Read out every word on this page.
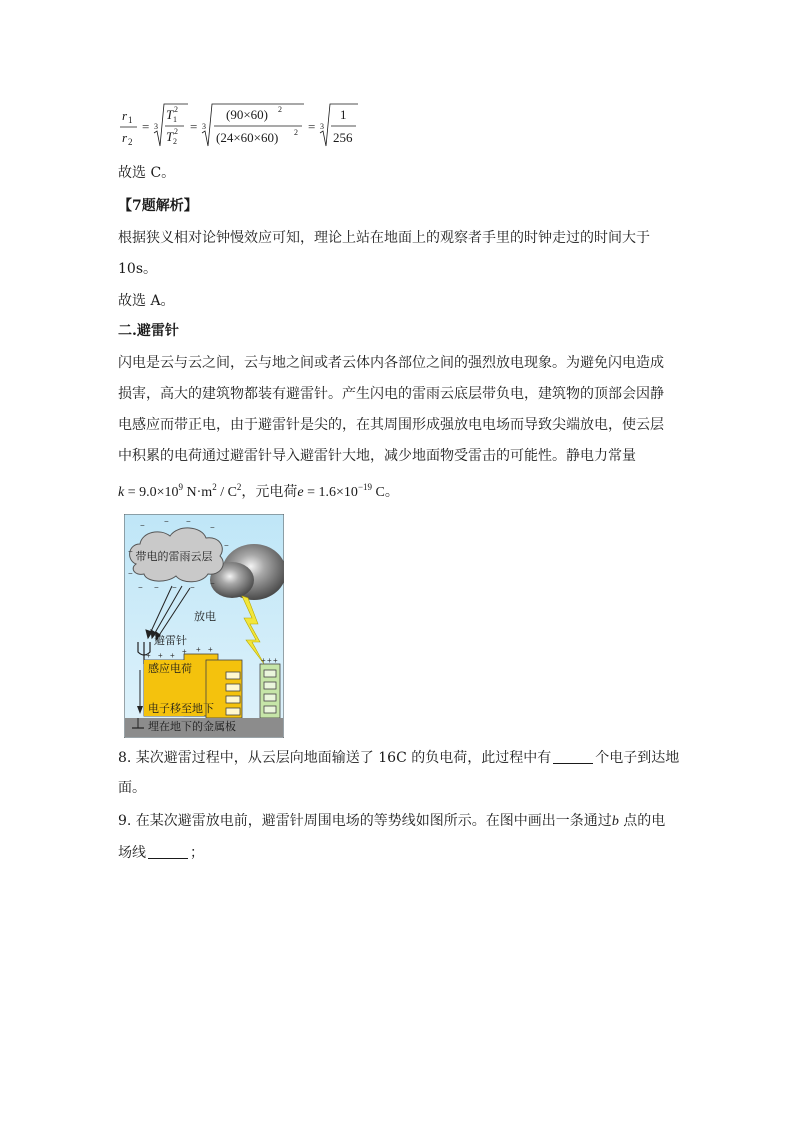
r 1
r 2
= 3
T 1
2
T 2
2 = 3
(90×60) 2
(24×60×60) 2 = 3
1
256
故选 C。
【7题解析】
根据狭义相对论钟慢效应可知，理论上站在地面上的观察者手里的时钟走过的时间大于
10s。
故选 A。
二.避雷针
闪电是云与云之间，云与地之间或者云体内各部位之间的强烈放电现象。为避免闪电造成
损害，高大的建筑物都装有避雷针。产生闪电的雷雨云底层带负电，建筑物的顶部会因静
电感应而带正电，由于避雷针是尖的，在其周围形成强放电电场而导致尖端放电，使云层
中积累的电荷通过避雷针导入避雷针大地，减少地面物受雷击的可能性。静电力常量
$k = 9.0\times 10^9$ $N\cdot m^2 / C^2$，元电荷$e = 1.6\times 10^{-19}$ C。
− − −
−
−
−
−
− − − − −
带电的雷雨云层
放电
避雷针
+ + + + + +
感应电荷
电子移至地下
+ + +
埋在地下的金属板
8. 某次避雷过程中，从云层向地面输送了 16C 的负电荷，此过程中有	个电子到达地
面。
9. 在某次避雷放电前，避雷针周围电场的等势线如图所示。在图中画出一条通过b 点的电
场线	；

» **Short problem**
Transcribe the preceding listing in its entirety and with exact wording, leaving out pictures.

» **Answer to the task**
Read out every word on this page.
r 1
r 2
= 3
T 1
2
T 2
2 = 3
(90×60) 2
(24×60×60) 2 = 3
1
256
故选 C。
【7题解析】
根据狭义相对论钟慢效应可知，理论上站在地面上的观察者手里的时钟走过的时间大于
10s。
故选 A。
二.避雷针
闪电是云与云之间，云与地之间或者云体内各部位之间的强烈放电现象。为避免闪电造成
损害，高大的建筑物都装有避雷针。产生闪电的雷雨云底层带负电，建筑物的顶部会因静
电感应而带正电，由于避雷针是尖的，在其周围形成强放电电场而导致尖端放电，使云层
中积累的电荷通过避雷针导入避雷针大地，减少地面物受雷击的可能性。静电力常量
$k = 9.0\times 10^9$ $N\cdot m^2 / C^2$，元电荷$e = 1.6\times 10^{-19}$ C。
− − −
−
−
−
−
− − − − −
带电的雷雨云层
放电
避雷针
+ + + + + +
感应电荷
电子移至地下
+ + +
埋在地下的金属板
8. 某次避雷过程中，从云层向地面输送了 16C 的负电荷，此过程中有	个电子到达地
面。
9. 在某次避雷放电前，避雷针周围电场的等势线如图所示。在图中画出一条通过b 点的电
场线	；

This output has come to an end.